Request: The entries that follow should be written out exactly.

Recorded data:

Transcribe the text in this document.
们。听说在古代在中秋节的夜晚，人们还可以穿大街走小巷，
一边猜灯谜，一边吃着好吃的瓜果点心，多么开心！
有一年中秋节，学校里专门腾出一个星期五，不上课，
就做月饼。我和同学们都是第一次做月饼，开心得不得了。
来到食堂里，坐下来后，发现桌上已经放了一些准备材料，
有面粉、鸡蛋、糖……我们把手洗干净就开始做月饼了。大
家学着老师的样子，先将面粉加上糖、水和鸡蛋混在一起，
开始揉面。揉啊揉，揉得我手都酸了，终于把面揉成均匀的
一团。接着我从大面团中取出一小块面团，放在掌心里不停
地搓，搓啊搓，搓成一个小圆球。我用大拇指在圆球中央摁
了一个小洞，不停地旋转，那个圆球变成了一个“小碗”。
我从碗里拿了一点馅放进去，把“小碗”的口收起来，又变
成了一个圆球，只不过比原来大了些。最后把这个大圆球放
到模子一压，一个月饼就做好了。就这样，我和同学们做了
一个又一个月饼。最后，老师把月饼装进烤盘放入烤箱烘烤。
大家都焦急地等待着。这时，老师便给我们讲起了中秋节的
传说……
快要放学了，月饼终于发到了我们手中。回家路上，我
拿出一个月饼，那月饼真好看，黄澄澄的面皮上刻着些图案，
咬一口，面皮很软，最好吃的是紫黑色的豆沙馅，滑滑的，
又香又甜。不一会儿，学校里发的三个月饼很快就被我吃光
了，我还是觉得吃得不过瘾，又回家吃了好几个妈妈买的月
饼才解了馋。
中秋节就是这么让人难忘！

Completed task:
Transcribe the text in this document.
们。听说在古代在中秋节的夜晚，人们还可以穿大街走小巷，
一边猜灯谜，一边吃着好吃的瓜果点心，多么开心！
有一年中秋节，学校里专门腾出一个星期五，不上课，
就做月饼。我和同学们都是第一次做月饼，开心得不得了。
来到食堂里，坐下来后，发现桌上已经放了一些准备材料，
有面粉、鸡蛋、糖……我们把手洗干净就开始做月饼了。大
家学着老师的样子，先将面粉加上糖、水和鸡蛋混在一起，
开始揉面。揉啊揉，揉得我手都酸了，终于把面揉成均匀的
一团。接着我从大面团中取出一小块面团，放在掌心里不停
地搓，搓啊搓，搓成一个小圆球。我用大拇指在圆球中央摁
了一个小洞，不停地旋转，那个圆球变成了一个“小碗”。
我从碗里拿了一点馅放进去，把“小碗”的口收起来，又变
成了一个圆球，只不过比原来大了些。最后把这个大圆球放
到模子一压，一个月饼就做好了。就这样，我和同学们做了
一个又一个月饼。最后，老师把月饼装进烤盘放入烤箱烘烤。
大家都焦急地等待着。这时，老师便给我们讲起了中秋节的
传说……
快要放学了，月饼终于发到了我们手中。回家路上，我
拿出一个月饼，那月饼真好看，黄澄澄的面皮上刻着些图案，
咬一口，面皮很软，最好吃的是紫黑色的豆沙馅，滑滑的，
又香又甜。不一会儿，学校里发的三个月饼很快就被我吃光
了，我还是觉得吃得不过瘾，又回家吃了好几个妈妈买的月
饼才解了馋。
中秋节就是这么让人难忘！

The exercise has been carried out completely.